WHAT TO WORK ON →
Reproduce every line in the listing that contains the word "honlapján".

─── EXCERPTED RECORDS

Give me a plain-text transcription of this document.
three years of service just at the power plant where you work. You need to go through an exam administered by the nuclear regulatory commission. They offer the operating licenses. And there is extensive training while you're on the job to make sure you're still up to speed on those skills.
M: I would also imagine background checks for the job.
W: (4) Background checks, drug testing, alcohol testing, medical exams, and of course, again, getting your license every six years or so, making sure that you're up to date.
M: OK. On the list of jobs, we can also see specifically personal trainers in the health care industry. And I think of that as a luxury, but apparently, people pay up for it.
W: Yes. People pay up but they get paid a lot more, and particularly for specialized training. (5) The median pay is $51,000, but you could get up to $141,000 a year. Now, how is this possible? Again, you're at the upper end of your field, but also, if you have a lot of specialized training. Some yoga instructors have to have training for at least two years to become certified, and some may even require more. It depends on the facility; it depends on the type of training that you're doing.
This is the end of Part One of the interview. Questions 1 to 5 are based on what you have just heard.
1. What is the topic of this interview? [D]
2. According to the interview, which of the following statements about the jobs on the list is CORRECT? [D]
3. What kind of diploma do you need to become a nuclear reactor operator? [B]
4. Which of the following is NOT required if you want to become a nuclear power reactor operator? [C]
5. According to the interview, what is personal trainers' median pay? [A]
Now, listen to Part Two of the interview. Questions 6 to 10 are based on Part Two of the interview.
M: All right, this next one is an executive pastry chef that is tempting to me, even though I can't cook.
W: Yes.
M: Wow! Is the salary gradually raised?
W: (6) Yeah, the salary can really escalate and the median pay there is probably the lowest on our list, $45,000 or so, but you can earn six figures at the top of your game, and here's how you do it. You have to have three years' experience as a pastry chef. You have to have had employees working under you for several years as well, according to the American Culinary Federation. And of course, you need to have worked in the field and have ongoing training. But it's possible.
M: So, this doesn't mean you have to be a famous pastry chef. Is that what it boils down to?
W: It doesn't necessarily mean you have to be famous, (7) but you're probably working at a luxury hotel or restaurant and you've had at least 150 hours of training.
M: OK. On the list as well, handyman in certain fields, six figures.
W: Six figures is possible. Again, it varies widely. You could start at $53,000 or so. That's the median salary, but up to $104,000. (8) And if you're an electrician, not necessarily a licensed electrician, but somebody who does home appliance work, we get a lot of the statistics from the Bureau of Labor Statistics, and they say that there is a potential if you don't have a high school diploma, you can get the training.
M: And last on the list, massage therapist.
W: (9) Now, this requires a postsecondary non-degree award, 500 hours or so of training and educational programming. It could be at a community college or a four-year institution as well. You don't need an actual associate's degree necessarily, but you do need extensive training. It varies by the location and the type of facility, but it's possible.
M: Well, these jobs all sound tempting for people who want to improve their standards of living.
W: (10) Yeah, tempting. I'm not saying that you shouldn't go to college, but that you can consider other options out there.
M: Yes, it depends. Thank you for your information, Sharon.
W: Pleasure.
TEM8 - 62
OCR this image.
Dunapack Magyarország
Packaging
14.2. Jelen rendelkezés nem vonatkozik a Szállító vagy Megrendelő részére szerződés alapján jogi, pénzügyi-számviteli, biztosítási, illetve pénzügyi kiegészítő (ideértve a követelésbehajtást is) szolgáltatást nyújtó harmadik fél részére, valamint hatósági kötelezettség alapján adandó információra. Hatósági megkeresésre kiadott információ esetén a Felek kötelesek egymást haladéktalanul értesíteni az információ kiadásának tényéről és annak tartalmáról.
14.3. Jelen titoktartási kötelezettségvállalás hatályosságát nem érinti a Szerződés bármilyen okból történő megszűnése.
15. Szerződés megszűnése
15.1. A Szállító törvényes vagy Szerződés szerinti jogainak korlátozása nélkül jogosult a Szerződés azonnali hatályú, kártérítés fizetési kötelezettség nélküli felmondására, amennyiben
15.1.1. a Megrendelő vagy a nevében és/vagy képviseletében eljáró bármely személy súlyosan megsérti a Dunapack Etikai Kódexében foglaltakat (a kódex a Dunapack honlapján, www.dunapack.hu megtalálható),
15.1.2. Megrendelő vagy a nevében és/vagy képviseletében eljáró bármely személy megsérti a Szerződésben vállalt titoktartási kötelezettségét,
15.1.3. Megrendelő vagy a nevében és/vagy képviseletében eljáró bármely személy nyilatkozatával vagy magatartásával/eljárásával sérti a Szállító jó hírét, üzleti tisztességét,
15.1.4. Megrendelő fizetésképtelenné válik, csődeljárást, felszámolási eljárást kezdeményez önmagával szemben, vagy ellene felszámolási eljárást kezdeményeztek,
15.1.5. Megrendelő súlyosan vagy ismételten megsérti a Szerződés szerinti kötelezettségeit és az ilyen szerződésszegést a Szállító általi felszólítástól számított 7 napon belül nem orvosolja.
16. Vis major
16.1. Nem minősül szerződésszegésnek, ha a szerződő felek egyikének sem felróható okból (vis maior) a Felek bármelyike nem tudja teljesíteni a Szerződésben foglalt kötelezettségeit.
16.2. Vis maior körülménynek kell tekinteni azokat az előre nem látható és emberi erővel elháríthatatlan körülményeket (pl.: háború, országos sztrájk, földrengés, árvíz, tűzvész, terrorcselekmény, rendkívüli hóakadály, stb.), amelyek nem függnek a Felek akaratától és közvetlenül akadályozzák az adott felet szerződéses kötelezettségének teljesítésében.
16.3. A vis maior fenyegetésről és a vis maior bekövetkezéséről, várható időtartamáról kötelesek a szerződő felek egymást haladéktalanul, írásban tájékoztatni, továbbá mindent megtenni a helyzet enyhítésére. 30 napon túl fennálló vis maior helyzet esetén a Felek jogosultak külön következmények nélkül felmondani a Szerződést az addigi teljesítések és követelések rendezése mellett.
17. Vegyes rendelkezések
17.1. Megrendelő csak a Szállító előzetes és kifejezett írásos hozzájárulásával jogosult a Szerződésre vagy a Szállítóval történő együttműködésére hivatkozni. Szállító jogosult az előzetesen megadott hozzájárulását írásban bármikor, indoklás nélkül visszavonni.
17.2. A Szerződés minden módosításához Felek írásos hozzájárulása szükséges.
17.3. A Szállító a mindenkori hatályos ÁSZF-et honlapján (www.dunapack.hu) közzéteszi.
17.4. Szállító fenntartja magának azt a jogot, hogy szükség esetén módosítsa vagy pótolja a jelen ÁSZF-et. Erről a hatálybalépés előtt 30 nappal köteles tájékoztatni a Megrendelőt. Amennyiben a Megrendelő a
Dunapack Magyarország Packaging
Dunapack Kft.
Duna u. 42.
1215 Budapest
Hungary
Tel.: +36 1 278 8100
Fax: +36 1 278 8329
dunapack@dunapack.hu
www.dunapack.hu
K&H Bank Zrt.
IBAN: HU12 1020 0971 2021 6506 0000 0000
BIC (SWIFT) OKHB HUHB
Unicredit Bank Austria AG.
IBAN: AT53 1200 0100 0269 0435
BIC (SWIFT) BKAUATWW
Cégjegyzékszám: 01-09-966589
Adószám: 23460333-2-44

──────

SOLUTION TO THE EXERCISE →
15.1.1. a Megrendelő vagy a nevében és/vagy képviseletében eljáró bármely személy súlyosan megsérti a Dunapack Etikai Kódexében foglaltakat (a kódex a Dunapack honlapján, www.dunapack.hu megtalálható),
17.3. A Szállító a mindenkori hatályos ÁSZF-et honlapján (www.dunapack.hu) közzéteszi.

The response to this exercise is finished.